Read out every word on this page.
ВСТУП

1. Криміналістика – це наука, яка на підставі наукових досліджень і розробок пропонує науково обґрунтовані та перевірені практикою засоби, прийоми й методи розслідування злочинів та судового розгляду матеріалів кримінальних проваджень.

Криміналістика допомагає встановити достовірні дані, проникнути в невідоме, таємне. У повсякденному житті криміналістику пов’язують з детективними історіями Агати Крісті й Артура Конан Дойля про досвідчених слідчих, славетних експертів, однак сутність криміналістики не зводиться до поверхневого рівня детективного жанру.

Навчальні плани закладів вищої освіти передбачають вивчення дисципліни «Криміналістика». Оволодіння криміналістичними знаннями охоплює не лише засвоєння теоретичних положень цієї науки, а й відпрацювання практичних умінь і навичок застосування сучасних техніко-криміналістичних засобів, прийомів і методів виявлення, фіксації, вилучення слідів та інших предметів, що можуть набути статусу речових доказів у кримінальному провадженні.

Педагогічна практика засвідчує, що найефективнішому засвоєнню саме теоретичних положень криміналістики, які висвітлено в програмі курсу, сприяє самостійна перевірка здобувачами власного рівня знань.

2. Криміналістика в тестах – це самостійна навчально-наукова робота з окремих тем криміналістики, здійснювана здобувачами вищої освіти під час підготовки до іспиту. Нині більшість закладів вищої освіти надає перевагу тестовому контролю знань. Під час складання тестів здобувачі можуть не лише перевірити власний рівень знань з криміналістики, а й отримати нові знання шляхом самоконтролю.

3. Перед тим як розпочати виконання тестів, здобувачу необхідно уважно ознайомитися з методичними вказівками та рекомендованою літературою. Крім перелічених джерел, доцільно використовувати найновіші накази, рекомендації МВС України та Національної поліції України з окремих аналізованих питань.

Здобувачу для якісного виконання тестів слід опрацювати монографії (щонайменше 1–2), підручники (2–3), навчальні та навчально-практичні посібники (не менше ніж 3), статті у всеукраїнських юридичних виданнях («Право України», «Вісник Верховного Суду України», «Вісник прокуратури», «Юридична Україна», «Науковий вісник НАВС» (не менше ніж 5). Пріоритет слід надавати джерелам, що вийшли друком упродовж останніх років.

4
***
To be done: Where a line above contains the string "здобувачами", copy that line.

Answer for the task:
Педагогічна практика засвідчує, що найефективнішому засвоєнню саме теоретичних положень криміналістики, які висвітлено в програмі курсу, сприяє самостійна перевірка здобувачами власного рівня знань.
2. Криміналістика в тестах – це самостійна навчально-наукова робота з окремих тем криміналістики, здійснювана здобувачами вищої освіти під час підготовки до іспиту. Нині більшість закладів вищої освіти надає перевагу тестовому контролю знань. Під час складання тестів здобувачі можуть не лише перевірити власний рівень знань з криміналістики, а й отримати нові знання шляхом самоконтролю.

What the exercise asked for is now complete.